# Stored records

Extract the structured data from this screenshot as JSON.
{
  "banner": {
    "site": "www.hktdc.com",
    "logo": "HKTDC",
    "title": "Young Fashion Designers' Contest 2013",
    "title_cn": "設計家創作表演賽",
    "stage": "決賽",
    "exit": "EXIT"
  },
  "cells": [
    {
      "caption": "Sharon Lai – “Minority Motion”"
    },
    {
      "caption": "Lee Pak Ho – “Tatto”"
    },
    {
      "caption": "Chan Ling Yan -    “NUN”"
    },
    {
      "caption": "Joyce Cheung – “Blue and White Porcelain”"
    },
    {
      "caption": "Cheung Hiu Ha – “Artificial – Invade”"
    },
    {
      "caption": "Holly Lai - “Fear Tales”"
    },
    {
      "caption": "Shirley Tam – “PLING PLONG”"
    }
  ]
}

--

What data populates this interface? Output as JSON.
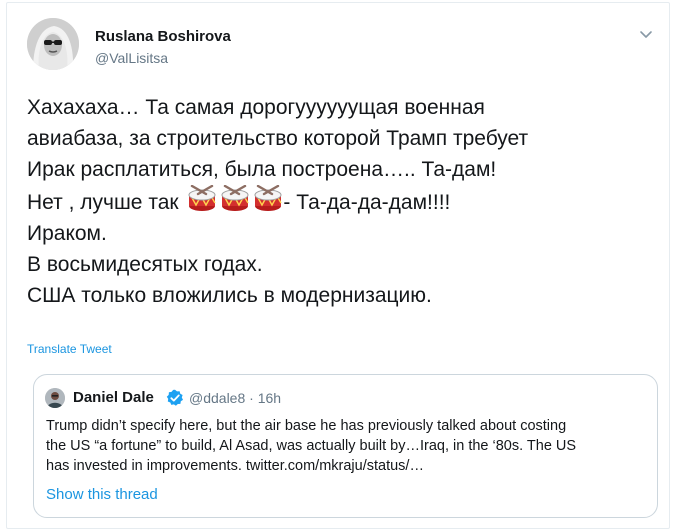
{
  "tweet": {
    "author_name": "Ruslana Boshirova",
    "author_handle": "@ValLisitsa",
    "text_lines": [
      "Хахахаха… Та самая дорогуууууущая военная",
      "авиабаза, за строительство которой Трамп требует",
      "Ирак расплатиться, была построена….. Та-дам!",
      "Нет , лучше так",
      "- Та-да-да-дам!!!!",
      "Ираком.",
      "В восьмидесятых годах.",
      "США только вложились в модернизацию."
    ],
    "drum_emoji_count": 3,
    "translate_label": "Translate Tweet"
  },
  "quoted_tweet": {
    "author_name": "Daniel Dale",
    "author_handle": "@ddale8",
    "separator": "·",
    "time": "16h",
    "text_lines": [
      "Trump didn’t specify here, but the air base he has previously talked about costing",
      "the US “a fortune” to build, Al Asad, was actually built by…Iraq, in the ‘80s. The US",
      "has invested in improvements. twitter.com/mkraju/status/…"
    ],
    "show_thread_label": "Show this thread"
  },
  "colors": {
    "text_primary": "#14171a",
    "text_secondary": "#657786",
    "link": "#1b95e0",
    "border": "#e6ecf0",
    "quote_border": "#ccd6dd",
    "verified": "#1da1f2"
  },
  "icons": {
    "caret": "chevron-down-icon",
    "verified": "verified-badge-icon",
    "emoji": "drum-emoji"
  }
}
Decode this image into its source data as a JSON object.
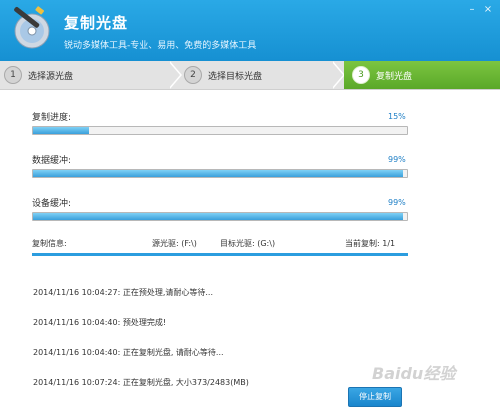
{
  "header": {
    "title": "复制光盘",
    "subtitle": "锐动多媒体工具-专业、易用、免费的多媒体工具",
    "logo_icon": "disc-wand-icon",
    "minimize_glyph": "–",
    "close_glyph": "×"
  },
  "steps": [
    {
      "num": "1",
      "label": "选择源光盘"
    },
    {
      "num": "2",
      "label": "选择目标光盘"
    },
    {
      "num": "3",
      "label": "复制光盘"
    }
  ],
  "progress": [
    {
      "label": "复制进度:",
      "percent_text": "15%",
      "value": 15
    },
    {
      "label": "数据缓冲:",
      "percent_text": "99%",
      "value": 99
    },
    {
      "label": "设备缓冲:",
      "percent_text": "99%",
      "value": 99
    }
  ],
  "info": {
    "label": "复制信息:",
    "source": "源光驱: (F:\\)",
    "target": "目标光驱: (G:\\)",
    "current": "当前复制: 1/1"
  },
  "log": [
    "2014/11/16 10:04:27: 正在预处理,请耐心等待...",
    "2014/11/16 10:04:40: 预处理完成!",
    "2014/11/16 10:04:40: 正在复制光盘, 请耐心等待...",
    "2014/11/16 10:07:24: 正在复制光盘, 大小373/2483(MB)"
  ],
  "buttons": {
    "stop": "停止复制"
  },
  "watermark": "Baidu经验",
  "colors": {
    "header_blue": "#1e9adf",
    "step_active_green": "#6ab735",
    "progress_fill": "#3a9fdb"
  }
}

--

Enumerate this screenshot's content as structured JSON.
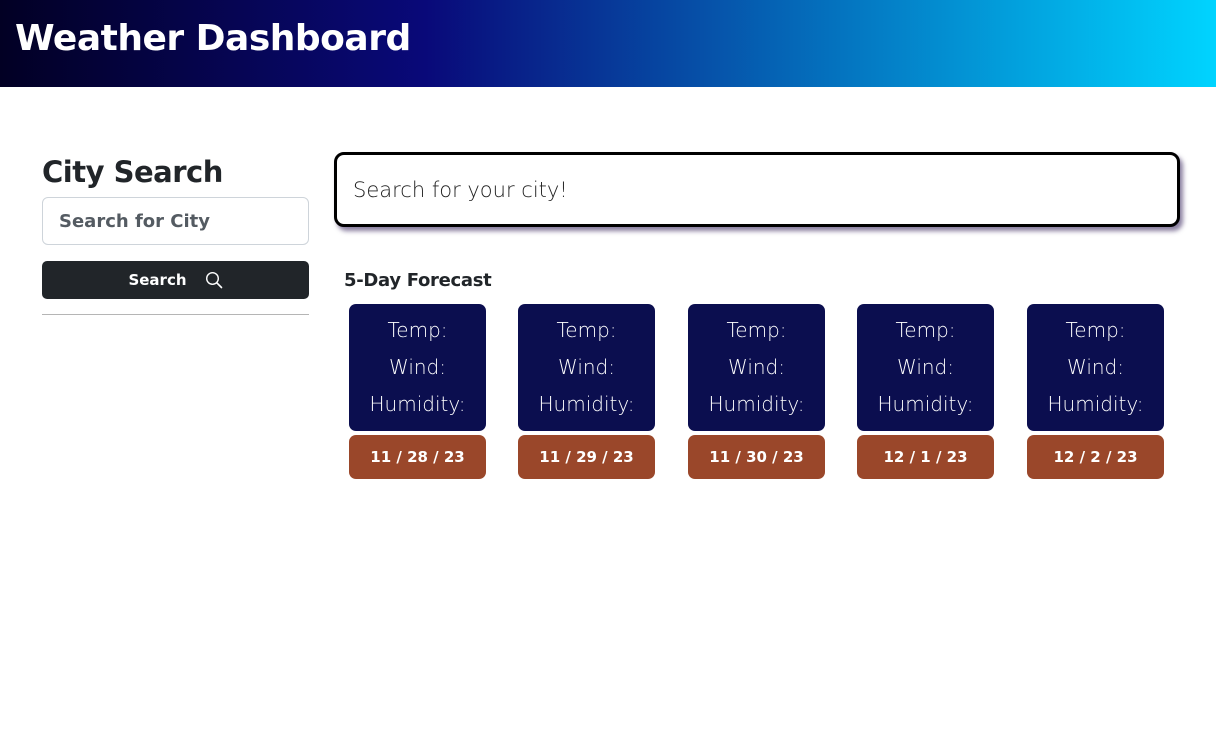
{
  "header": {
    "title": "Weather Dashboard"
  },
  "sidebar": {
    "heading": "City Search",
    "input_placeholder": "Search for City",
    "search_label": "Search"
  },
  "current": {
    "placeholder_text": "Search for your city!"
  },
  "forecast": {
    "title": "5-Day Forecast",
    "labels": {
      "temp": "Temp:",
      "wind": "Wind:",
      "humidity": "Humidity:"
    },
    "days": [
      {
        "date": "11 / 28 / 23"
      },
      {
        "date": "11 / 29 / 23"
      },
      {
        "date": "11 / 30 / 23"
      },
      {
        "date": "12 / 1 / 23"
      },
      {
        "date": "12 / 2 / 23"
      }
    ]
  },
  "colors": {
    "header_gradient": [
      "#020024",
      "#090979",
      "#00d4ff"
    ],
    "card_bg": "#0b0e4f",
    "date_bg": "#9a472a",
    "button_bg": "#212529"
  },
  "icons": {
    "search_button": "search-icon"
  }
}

# Exercise prompt
Pick each line holding the word "this" out of the listing.

# The output
Extract the structured data from this screenshot as JSON.
What data populates this interface? Output as JSON.
    "show_thread_label": "Show this thread"
Decode this image into its source data as a JSON object.
Enumerate this screenshot's content as structured JSON.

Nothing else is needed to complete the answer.